Copy each line of the data below with the word "screenshot".
Start
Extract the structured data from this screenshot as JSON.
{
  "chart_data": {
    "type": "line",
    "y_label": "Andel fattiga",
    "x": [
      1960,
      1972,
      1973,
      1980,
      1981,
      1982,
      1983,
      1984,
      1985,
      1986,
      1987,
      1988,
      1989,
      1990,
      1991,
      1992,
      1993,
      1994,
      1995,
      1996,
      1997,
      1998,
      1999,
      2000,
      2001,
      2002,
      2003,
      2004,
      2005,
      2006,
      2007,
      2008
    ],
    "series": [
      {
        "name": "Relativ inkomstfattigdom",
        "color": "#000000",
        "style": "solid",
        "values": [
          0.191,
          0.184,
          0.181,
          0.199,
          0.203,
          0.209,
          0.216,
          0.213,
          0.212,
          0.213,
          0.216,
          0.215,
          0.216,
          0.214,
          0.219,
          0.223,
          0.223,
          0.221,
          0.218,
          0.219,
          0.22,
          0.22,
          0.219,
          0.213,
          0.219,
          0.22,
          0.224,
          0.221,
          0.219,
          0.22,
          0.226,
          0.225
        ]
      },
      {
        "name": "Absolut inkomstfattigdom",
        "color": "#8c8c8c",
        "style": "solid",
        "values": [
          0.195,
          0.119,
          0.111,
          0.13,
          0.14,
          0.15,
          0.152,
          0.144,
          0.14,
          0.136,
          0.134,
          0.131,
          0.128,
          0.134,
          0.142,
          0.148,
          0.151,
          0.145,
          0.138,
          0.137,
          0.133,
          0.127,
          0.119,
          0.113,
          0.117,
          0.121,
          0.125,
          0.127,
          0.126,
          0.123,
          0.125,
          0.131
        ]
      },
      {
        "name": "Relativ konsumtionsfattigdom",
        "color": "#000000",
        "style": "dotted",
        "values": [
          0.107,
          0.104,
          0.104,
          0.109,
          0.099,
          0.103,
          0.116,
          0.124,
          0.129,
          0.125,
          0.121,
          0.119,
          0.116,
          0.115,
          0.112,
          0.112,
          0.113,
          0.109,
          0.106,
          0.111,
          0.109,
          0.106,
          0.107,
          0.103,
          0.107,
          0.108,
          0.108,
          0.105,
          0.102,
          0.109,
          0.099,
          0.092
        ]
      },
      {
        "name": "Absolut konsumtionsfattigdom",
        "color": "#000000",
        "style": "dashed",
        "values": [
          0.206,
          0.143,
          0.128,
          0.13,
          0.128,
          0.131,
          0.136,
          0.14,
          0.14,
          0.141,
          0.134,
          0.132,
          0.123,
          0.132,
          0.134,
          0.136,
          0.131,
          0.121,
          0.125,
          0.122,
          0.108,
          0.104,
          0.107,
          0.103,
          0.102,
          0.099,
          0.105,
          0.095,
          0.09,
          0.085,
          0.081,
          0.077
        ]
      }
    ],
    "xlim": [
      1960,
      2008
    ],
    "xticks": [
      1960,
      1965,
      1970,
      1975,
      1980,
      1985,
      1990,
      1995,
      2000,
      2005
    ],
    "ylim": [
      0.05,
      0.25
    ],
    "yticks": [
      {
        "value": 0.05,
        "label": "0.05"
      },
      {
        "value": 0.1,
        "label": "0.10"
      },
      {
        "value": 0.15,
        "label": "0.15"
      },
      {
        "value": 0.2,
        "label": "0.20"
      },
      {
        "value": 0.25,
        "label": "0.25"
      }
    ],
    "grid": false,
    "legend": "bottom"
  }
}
End
Start
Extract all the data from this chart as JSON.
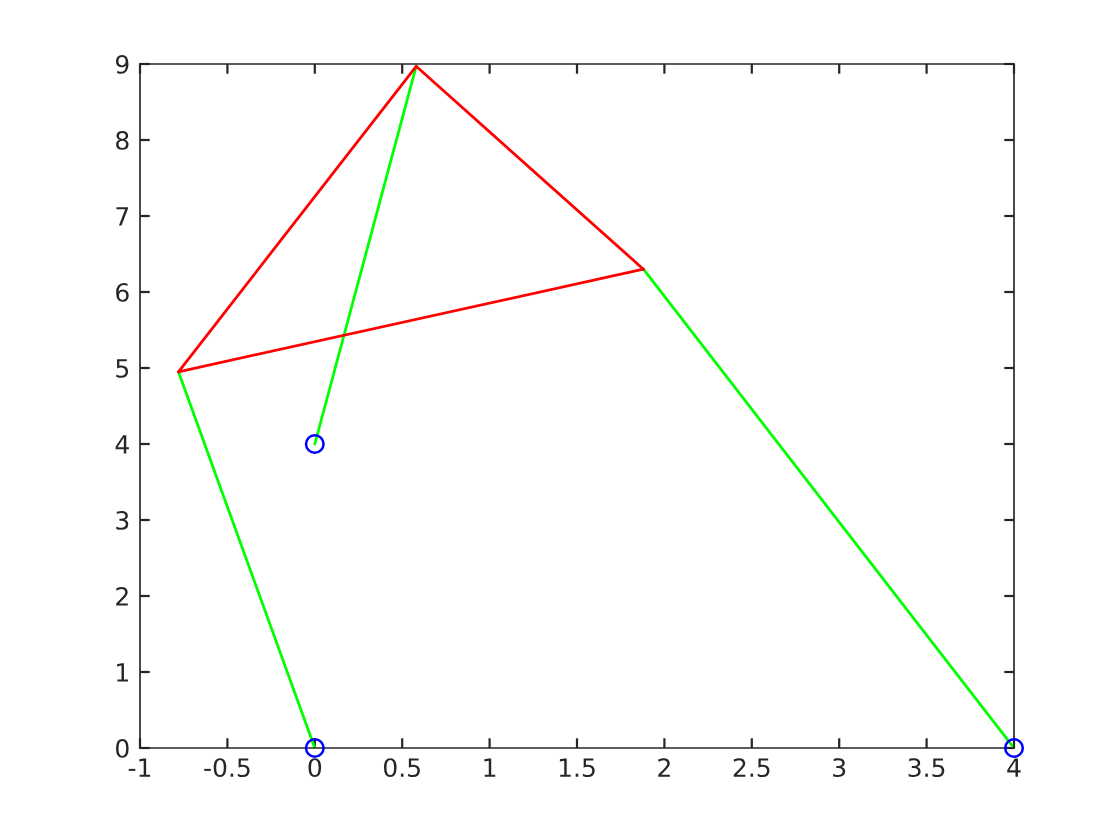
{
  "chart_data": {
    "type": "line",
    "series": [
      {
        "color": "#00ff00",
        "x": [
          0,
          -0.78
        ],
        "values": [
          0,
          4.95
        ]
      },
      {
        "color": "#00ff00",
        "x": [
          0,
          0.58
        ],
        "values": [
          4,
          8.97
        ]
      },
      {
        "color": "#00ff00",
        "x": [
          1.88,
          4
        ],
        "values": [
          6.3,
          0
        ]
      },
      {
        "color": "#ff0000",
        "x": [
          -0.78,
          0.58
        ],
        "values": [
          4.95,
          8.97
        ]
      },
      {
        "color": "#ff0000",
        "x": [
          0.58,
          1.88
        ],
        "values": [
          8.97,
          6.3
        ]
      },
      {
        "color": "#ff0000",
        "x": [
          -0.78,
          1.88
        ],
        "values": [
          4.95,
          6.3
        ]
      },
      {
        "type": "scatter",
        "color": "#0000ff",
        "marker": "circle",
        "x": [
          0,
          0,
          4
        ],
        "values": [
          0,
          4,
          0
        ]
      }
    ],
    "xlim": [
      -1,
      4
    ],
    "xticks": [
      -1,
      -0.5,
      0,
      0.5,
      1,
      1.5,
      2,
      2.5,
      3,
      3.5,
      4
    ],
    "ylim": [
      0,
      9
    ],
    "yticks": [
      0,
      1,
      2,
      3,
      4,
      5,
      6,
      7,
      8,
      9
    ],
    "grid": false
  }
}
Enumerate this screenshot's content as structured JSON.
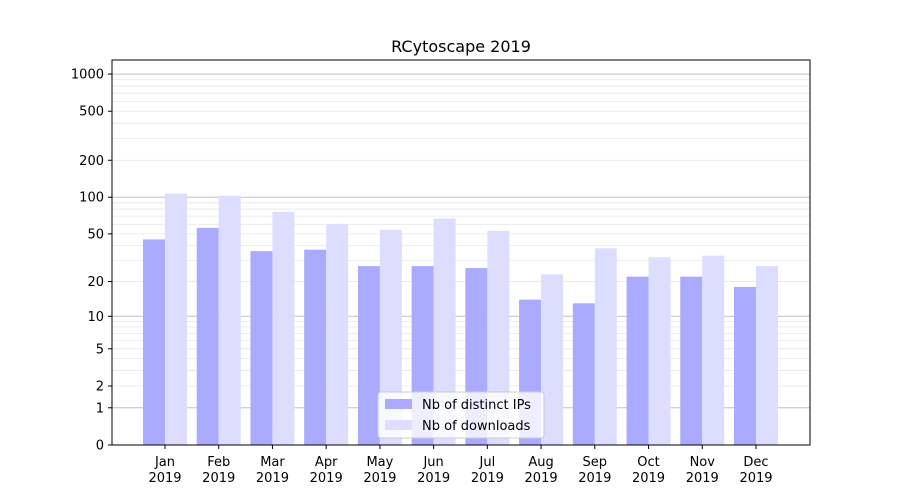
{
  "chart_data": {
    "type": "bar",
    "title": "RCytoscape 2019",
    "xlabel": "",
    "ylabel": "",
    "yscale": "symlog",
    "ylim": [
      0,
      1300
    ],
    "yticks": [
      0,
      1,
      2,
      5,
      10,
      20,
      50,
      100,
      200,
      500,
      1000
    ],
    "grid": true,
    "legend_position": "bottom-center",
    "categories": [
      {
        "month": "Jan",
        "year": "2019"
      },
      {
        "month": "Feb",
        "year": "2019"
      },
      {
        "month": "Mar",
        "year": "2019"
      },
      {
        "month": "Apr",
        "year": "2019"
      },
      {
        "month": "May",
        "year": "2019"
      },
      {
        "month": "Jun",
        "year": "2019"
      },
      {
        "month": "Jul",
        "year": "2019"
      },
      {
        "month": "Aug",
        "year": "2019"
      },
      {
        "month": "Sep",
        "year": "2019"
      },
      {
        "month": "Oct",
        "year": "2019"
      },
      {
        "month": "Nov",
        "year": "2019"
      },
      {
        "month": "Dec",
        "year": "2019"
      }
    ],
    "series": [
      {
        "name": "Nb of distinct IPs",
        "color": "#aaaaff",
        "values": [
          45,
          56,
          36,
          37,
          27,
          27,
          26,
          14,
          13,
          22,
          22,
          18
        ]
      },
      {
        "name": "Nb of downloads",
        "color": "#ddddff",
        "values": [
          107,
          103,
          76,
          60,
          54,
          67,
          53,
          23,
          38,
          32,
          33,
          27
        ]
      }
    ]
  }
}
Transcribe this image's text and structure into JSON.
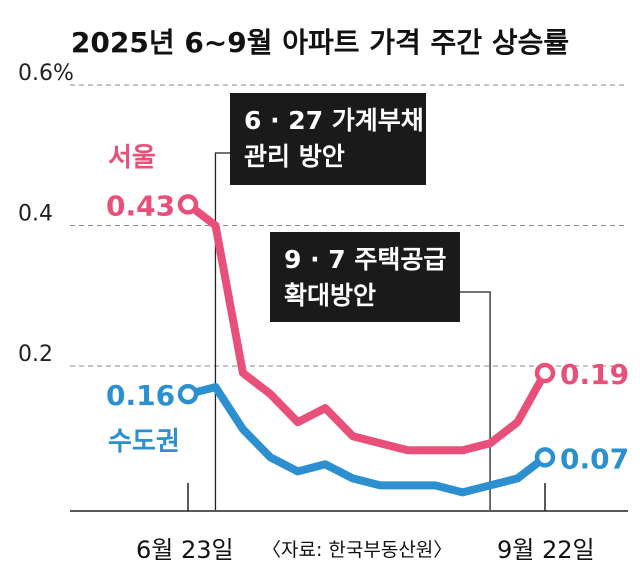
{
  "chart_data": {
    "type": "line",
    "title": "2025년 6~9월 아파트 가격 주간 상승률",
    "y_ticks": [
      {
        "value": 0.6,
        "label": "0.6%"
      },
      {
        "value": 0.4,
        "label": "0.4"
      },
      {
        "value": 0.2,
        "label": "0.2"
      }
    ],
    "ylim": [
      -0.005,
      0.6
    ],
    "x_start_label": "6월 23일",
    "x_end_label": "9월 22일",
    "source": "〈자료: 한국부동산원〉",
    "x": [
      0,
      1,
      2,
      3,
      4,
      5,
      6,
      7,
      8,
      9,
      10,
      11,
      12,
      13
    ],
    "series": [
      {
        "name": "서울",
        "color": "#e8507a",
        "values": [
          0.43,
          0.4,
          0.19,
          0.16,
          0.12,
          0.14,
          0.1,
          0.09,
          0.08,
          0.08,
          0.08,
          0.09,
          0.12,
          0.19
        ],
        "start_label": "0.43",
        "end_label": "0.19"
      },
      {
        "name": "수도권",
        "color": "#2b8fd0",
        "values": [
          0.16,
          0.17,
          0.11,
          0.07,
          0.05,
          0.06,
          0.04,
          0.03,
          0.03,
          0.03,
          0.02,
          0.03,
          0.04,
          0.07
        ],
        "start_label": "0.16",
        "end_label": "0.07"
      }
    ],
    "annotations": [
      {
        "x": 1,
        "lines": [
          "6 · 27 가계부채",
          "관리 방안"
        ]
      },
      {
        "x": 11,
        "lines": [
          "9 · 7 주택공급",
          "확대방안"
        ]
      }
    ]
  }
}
End
=== PROBLEM SOLUTION ===
Extract the structured data from this screenshot as JSON.
Enumerate this screenshot's content as structured JSON.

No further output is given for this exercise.